▶ **YOUR GOAL**
In the entries from the start down to the line containing "legend-swatch [366, 307, 373, 314]", inclusive, replace every "legend-label" with "legend-caption" and leave everything else unchanged.

--- BEGIN ---

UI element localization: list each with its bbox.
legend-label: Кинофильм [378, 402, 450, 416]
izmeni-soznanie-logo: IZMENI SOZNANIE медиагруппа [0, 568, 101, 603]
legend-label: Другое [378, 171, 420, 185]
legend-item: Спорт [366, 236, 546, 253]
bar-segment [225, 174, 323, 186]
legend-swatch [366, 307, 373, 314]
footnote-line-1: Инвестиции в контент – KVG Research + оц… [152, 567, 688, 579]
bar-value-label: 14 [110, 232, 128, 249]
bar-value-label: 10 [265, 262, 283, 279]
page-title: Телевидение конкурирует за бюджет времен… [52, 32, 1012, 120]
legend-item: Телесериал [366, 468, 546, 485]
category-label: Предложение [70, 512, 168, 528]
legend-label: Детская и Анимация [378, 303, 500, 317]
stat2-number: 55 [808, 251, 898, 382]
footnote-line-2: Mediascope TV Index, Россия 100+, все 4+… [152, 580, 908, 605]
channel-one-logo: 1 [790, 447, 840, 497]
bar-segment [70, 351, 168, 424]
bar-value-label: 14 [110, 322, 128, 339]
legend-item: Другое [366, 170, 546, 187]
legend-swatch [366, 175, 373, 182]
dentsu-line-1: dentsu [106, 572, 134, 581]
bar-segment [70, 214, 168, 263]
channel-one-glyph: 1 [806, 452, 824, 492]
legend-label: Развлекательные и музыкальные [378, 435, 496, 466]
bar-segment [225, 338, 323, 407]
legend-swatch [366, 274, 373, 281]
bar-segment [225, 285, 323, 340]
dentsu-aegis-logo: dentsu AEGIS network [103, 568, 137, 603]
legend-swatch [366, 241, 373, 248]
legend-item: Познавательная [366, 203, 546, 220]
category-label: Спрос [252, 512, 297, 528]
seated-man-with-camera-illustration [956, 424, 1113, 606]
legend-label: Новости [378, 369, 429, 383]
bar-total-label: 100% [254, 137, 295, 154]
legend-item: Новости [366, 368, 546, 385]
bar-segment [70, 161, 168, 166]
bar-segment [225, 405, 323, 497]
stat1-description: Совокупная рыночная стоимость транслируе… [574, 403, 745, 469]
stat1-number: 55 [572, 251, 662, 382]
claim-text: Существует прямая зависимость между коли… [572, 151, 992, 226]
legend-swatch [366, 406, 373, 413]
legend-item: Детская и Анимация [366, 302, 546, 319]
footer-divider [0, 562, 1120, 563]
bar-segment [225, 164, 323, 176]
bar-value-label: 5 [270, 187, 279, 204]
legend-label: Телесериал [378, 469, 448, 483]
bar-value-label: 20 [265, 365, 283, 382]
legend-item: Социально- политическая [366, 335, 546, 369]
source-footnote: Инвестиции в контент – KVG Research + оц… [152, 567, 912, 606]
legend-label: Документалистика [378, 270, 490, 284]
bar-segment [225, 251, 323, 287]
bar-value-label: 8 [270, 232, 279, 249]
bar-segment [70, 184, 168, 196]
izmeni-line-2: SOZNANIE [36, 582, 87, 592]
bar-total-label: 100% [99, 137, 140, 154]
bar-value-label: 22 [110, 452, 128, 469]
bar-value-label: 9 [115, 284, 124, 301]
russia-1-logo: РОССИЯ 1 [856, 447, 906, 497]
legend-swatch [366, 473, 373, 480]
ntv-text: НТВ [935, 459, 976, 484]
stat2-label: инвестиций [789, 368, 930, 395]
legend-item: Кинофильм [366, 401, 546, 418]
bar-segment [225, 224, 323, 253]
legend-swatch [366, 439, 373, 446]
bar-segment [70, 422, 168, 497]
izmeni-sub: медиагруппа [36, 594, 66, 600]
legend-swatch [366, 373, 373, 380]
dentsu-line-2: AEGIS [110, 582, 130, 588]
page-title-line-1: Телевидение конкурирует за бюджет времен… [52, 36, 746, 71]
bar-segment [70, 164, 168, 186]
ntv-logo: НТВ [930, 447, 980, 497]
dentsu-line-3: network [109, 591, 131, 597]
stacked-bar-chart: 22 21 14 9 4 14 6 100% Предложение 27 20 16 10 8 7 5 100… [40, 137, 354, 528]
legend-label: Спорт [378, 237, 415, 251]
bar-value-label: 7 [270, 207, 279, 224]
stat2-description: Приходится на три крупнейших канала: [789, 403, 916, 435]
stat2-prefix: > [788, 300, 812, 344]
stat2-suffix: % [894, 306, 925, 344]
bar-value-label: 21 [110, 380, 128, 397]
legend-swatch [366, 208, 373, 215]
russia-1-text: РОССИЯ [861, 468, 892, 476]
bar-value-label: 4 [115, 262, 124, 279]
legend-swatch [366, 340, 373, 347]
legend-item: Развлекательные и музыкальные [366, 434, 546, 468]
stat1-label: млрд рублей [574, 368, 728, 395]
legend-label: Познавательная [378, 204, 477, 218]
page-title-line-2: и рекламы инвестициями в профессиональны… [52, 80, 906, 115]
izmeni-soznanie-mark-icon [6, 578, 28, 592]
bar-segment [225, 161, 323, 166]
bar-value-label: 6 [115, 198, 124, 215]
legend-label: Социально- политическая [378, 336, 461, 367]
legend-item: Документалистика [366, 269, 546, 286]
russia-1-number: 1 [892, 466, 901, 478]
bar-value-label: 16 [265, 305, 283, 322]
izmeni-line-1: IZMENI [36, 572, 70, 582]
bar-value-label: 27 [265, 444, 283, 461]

--- END ---

▶ **EXERCISE SOLUTION**
UI element localization: list each with its bbox.
legend-caption: Кинофильм [378, 402, 450, 416]
izmeni-soznanie-logo: IZMENI SOZNANIE медиагруппа [0, 568, 101, 603]
legend-caption: Другое [378, 171, 420, 185]
legend-item: Спорт [366, 236, 546, 253]
bar-segment [225, 174, 323, 186]
legend-swatch [366, 307, 373, 314]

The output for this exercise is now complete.